▶ _The exercise_: The records below must be output exactly, without pictures.

▶ _Data for the task_:
╔══

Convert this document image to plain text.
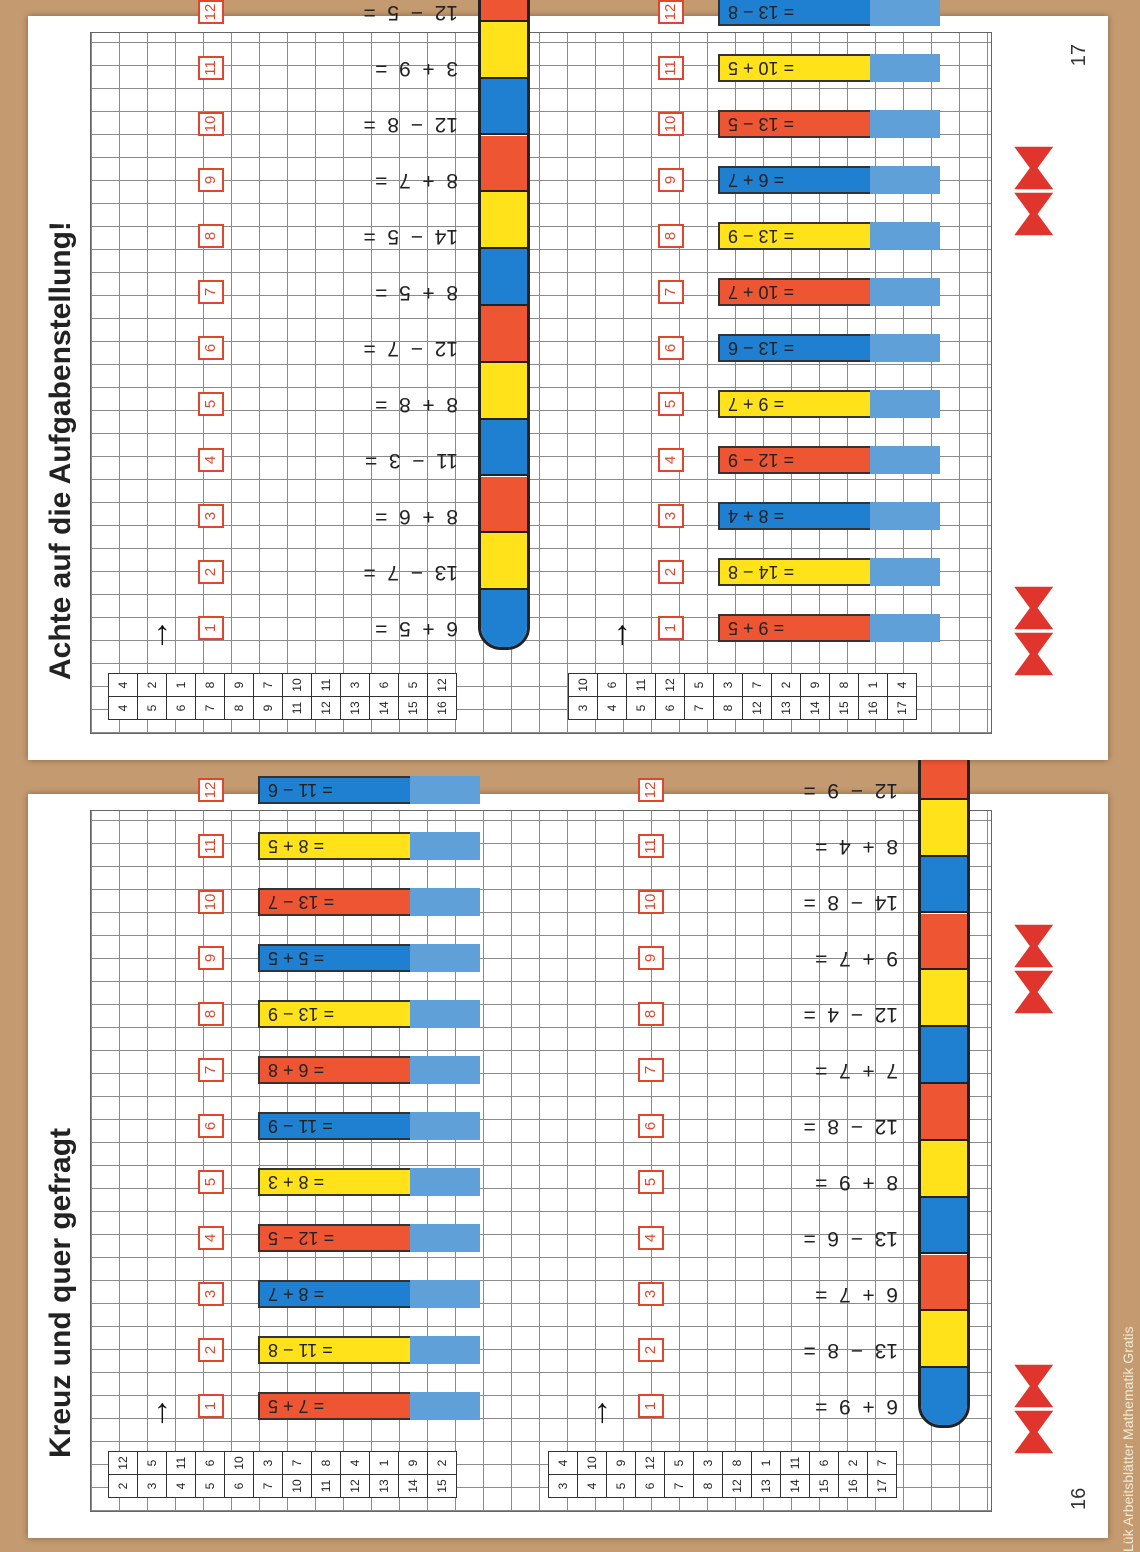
Kreuz und quer gefragt →
2	12
3	5
4	11
5	6
6	10
7	3
10	7
11	8
12	4
13	1
14	9
15	2
1	= 7 + 5
2	= 11 − 8
3	= 8 + 7
4	= 12 − 5
5	= 8 + 3
6	= 11 − 9
7	= 6 + 8
8	= 13 − 9
9	= 5 + 5
10	= 13 − 7
11	= 8 + 5
12	= 11 − 6
→
3	4
4	10
5	9
6	12
7	5
8	3
12	8
13	1
14	11
15	6
16	2
17	7
1	6  +  9  =
2	13  −  8  =
3	6  +  7  =
4	13  −  6  =
5	8  +  9  =
6	12  −  8  =
7	7  +  7  =
8	12  −  4  =
9	9  +  7  =
10	14  −  8  =
11	8  +  4  =
12	12  −  9  =
⧓⧓
⧓⧓
16
Achte auf die Aufgabenstellung! →
4	4
5	2
6	1
7	8
8	9
9	7
11	10
12	11
13	3
14	6
15	5
16	12
1	6  +  5  =
2	13  −  7  =
3	8  +  6  =
4	11  −  3  =
5	8  +  8  =
6	12  −  7  =
7	8  +  5  =
8	14  −  5  =
9	8  +  7  =
10	12  −  8  =
11	3  +  9  =
12	12  −  5  =
→
3	10
4	6
5	11
6	12
7	5
8	3
12	7
13	2
14	9
15	8
16	1
17	4
1	= 9 + 5
2	= 14 − 8
3	= 8 + 4
4	= 12 − 9
5	= 9 + 7
6	= 13 − 6
7	= 10 + 7
8	= 13 − 9
9	= 6 + 7
10	= 13 − 5
11	= 10 + 5
12	= 13 − 8
⧓⧓
⧓⧓
17
Lük Arbeitsblätter Mathematik Gratis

╚══

▶ _Exercise output_:
Convert this document image to plain text.
Kreuz und quer gefragt →
2	12
3	5
4	11
5	6
6	10
7	3
10	7
11	8
12	4
13	1
14	9
15	2
1	= 7 + 5
2	= 11 − 8
3	= 8 + 7
4	= 12 − 5
5	= 8 + 3
6	= 11 − 9
7	= 6 + 8
8	= 13 − 9
9	= 5 + 5
10	= 13 − 7
11	= 8 + 5
12	= 11 − 6
→
3	4
4	10
5	9
6	12
7	5
8	3
12	8
13	1
14	11
15	6
16	2
17	7
1	6  +  9  =
2	13  −  8  =
3	6  +  7  =
4	13  −  6  =
5	8  +  9  =
6	12  −  8  =
7	7  +  7  =
8	12  −  4  =
9	9  +  7  =
10	14  −  8  =
11	8  +  4  =
12	12  −  9  =
⧓⧓
⧓⧓
16
Achte auf die Aufgabenstellung! →
4	4
5	2
6	1
7	8
8	9
9	7
11	10
12	11
13	3
14	6
15	5
16	12
1	6  +  5  =
2	13  −  7  =
3	8  +  6  =
4	11  −  3  =
5	8  +  8  =
6	12  −  7  =
7	8  +  5  =
8	14  −  5  =
9	8  +  7  =
10	12  −  8  =
11	3  +  9  =
12	12  −  5  =
→
3	10
4	6
5	11
6	12
7	5
8	3
12	7
13	2
14	9
15	8
16	1
17	4
1	= 9 + 5
2	= 14 − 8
3	= 8 + 4
4	= 12 − 9
5	= 9 + 7
6	= 13 − 6
7	= 10 + 7
8	= 13 − 9
9	= 6 + 7
10	= 13 − 5
11	= 10 + 5
12	= 13 − 8
⧓⧓
⧓⧓
17
Lük Arbeitsblätter Mathematik Gratis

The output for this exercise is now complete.